[Given exercise]
Copy out the records in full, word for word, without pictures.
begin Data for this exercise
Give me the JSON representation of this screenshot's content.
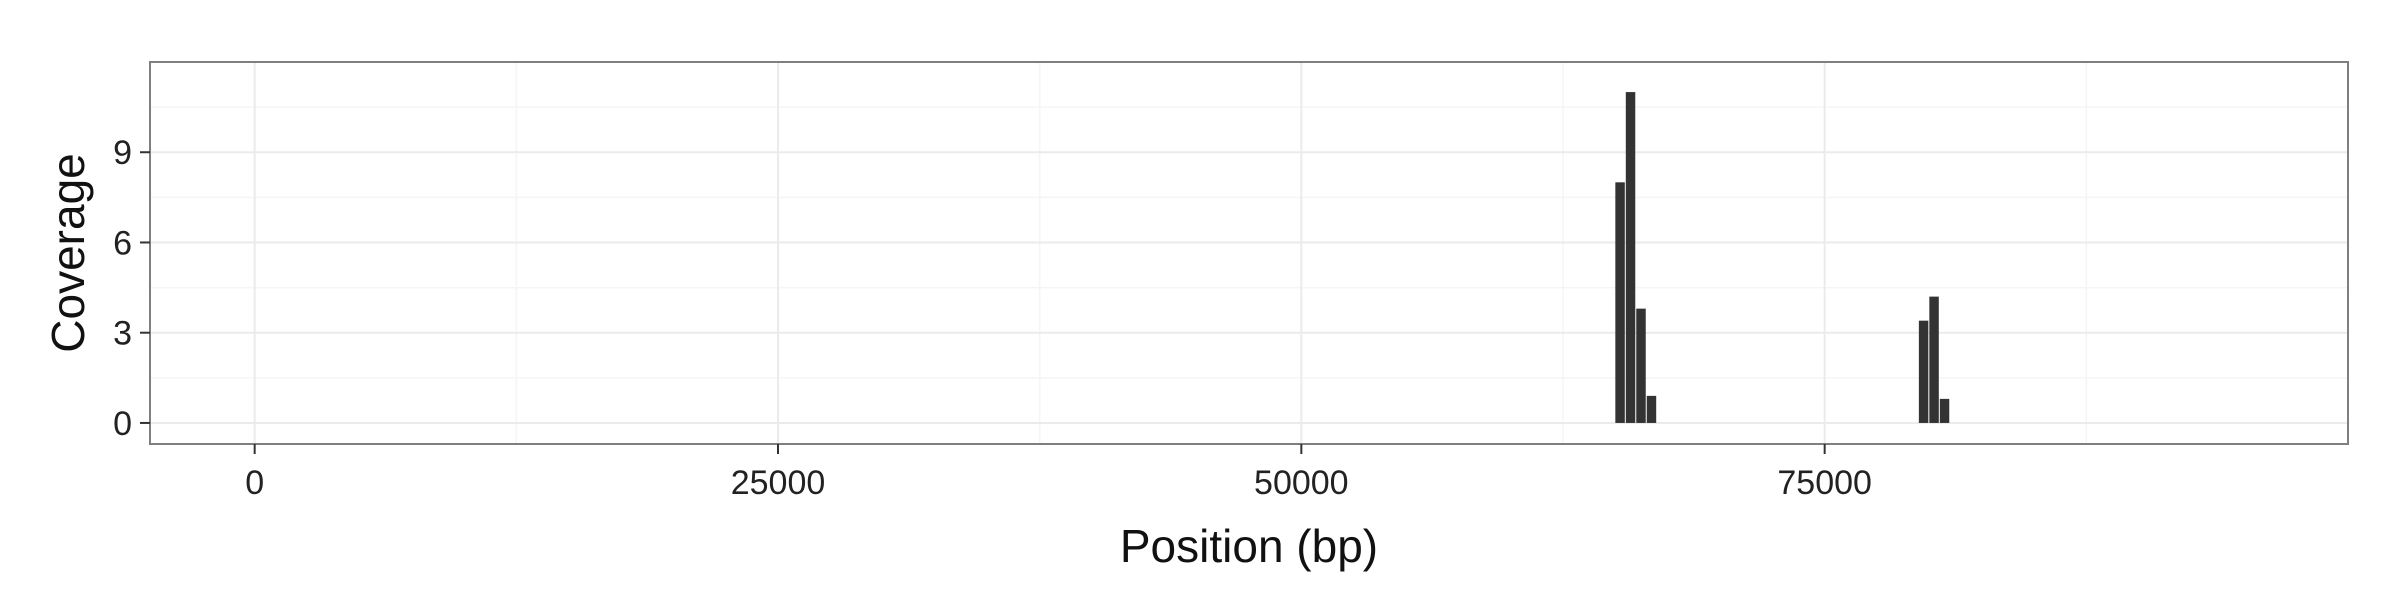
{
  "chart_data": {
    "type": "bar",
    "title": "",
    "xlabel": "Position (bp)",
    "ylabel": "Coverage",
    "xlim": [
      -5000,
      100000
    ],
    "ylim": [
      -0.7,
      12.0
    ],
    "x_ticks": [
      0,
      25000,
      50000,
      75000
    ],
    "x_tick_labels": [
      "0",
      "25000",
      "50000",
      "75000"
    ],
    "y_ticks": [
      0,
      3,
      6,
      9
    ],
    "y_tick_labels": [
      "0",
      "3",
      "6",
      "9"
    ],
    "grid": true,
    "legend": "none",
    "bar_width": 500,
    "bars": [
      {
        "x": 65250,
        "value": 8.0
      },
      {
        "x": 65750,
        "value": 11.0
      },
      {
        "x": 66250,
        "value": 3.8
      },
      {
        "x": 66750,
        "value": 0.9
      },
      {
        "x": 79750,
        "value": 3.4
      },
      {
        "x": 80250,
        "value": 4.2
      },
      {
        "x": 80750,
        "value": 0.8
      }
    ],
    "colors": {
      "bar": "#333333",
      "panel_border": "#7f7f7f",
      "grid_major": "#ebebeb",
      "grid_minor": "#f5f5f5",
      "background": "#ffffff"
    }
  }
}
end Data for this exercise
[Solution below]
Give me the JSON representation of this screenshot's content.
{
  "chart_data": {
    "type": "bar",
    "title": "",
    "xlabel": "Position (bp)",
    "ylabel": "Coverage",
    "xlim": [
      -5000,
      100000
    ],
    "ylim": [
      -0.7,
      12.0
    ],
    "x_ticks": [
      0,
      25000,
      50000,
      75000
    ],
    "x_tick_labels": [
      "0",
      "25000",
      "50000",
      "75000"
    ],
    "y_ticks": [
      0,
      3,
      6,
      9
    ],
    "y_tick_labels": [
      "0",
      "3",
      "6",
      "9"
    ],
    "grid": true,
    "legend": "none",
    "bar_width": 500,
    "bars": [
      {
        "x": 65250,
        "value": 8.0
      },
      {
        "x": 65750,
        "value": 11.0
      },
      {
        "x": 66250,
        "value": 3.8
      },
      {
        "x": 66750,
        "value": 0.9
      },
      {
        "x": 79750,
        "value": 3.4
      },
      {
        "x": 80250,
        "value": 4.2
      },
      {
        "x": 80750,
        "value": 0.8
      }
    ],
    "colors": {
      "bar": "#333333",
      "panel_border": "#7f7f7f",
      "grid_major": "#ebebeb",
      "grid_minor": "#f5f5f5",
      "background": "#ffffff"
    }
  }
}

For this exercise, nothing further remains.